■ What you will do: In the forum thread below, rewrite the part between "totally my stripper" and "prison of flesh.", inclusive, using "hoarse" in place of "phlegmy".

Start of Document section

Beneath faded spotlights, Thor Harris gently strokes a dong. His beating causes an almost erosive ambience. Minutes and minutes and minutes go by. The climate is still.

example (crüt), Saturday, 20 June 2015 02:53 (eleven years ago)

"he cracks another chesty cackle"

totally my stripper name...

scott seward, Saturday, 20 June 2015 03:04 (eleven years ago)

I interviewed Dylan Carlson last year and he didn't sound at all phlegmy to me.

wronger than 100 geir posts (MacDara), Saturday, 20 June 2015 15:45 (eleven years ago)

It was a revolution of the solar cycle ago when Dylan Carlson and this writer exchanged passionate thrusts of verbosity. No rheumy eruptions could be detected from where I resided, like all hominid creation, in a prison of flesh.

hardcore dilettante, Saturday, 20 June 2015 17:58 (eleven years ago)

Think he's nailed Fucked Up here. Nothing else need be written about them.

End of Document section
Start of Entries shown

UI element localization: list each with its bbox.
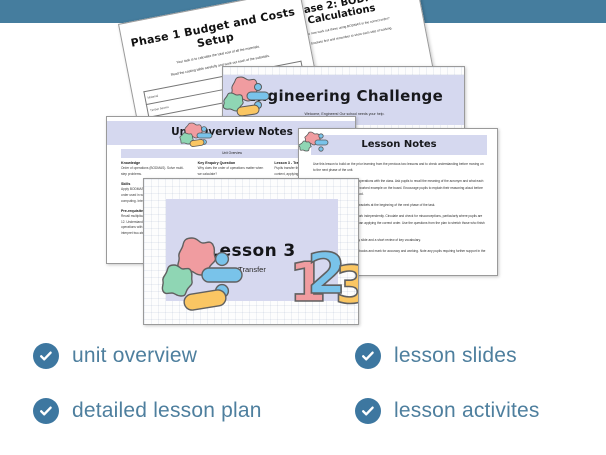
check-circle-icon — [355, 343, 381, 369]
checklist-item-detailed-lesson-plan[interactable]: detailed lesson plan — [33, 398, 262, 424]
minus-symbol — [183, 289, 227, 311]
promo-graphic: Phase 1 Budget and Costs Setup Your task… — [0, 0, 606, 455]
unit-heading-knowledge: Knowledge — [121, 161, 190, 165]
notes-paragraph: Use this lesson to build on the prior le… — [313, 161, 487, 173]
checklist-label: unit overview — [72, 344, 197, 368]
number-cluster: 1 2 3 — [287, 245, 359, 311]
check-circle-icon — [33, 398, 59, 424]
checklist-label: lesson slides — [394, 344, 517, 368]
flower-icon — [358, 185, 359, 208]
checklist-label: detailed lesson plan — [72, 399, 262, 423]
check-circle-icon — [355, 398, 381, 424]
flower-paperclip — [356, 184, 359, 246]
unit-text-enquiry: Why does the order of operations matter … — [198, 166, 267, 178]
plus-symbol — [162, 265, 192, 296]
math-symbol-cluster — [225, 75, 271, 117]
checklist-item-unit-overview[interactable]: unit overview — [33, 343, 197, 369]
feature-checklist: unit overview detailed lesson plan lesso… — [0, 336, 606, 455]
unit-heading-enquiry: Key Enquiry Question — [198, 161, 267, 165]
number-three: 3 — [335, 256, 359, 316]
unit-text-knowledge: Order of operations (BODMAS). Solve mult… — [121, 166, 190, 178]
math-symbol-cluster-left — [162, 235, 248, 313]
divide-symbol — [202, 268, 242, 282]
math-symbol-cluster — [301, 131, 329, 155]
checklist-item-lesson-slides[interactable]: lesson slides — [355, 343, 517, 369]
lesson3-slide: Lesson 3 Transfer 1 2 3 — [143, 178, 359, 325]
lesson-notes-title: Lesson Notes — [311, 139, 487, 150]
math-symbol-cluster — [181, 122, 213, 148]
checklist-label: lesson activites — [394, 399, 540, 423]
checklist-item-lesson-activities[interactable]: lesson activites — [355, 398, 540, 424]
check-circle-icon — [33, 343, 59, 369]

End of Entries shown

■ Written response:
totally my stripper name...

scott seward, Saturday, 20 June 2015 03:04 (eleven years ago)

I interviewed Dylan Carlson last year and he didn't sound at all hoarse to me.

wronger than 100 geir posts (MacDara), Saturday, 20 June 2015 15:45 (eleven years ago)

It was a revolution of the solar cycle ago when Dylan Carlson and this writer exchanged passionate thrusts of verbosity. No rheumy eruptions could be detected from where I resided, like all hominid creation, in a prison of flesh.